■ Directive
Read the records below and copy each line that contains "Friday".

■ Input material
..........

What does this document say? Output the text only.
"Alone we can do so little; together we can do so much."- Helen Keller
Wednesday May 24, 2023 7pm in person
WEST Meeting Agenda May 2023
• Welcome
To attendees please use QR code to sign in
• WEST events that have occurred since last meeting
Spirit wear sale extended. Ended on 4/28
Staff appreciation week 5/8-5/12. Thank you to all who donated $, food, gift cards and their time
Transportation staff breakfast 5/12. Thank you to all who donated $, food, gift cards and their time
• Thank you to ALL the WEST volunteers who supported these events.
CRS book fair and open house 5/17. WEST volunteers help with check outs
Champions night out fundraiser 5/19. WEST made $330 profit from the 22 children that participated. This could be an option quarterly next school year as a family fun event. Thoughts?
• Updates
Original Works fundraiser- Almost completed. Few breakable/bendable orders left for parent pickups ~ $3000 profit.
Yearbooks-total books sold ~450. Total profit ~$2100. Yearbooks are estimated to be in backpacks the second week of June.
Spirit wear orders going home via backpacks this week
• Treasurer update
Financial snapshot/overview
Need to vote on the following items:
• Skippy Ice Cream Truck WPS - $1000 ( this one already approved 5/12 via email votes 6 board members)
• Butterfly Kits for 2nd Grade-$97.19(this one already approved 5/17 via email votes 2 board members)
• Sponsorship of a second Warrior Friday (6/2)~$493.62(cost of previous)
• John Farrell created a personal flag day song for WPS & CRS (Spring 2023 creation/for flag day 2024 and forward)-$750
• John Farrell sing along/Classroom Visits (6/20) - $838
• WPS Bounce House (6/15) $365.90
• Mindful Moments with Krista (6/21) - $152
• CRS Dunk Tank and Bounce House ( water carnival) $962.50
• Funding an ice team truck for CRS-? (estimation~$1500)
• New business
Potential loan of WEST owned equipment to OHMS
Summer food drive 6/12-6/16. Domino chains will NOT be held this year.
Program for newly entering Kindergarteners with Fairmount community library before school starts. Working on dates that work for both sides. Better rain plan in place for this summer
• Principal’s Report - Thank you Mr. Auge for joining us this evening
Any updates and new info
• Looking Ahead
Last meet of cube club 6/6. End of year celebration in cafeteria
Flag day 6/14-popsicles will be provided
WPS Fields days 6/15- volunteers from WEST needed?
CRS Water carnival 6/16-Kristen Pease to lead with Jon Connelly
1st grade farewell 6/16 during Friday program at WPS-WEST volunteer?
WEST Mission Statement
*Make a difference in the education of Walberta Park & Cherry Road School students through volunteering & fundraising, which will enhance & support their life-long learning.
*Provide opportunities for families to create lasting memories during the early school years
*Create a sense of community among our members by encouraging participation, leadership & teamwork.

..........

■ Task solution
• Sponsorship of a second Warrior Friday (6/2)~$493.62(cost of previous)
1st grade farewell 6/16 during Friday program at WPS-WEST volunteer?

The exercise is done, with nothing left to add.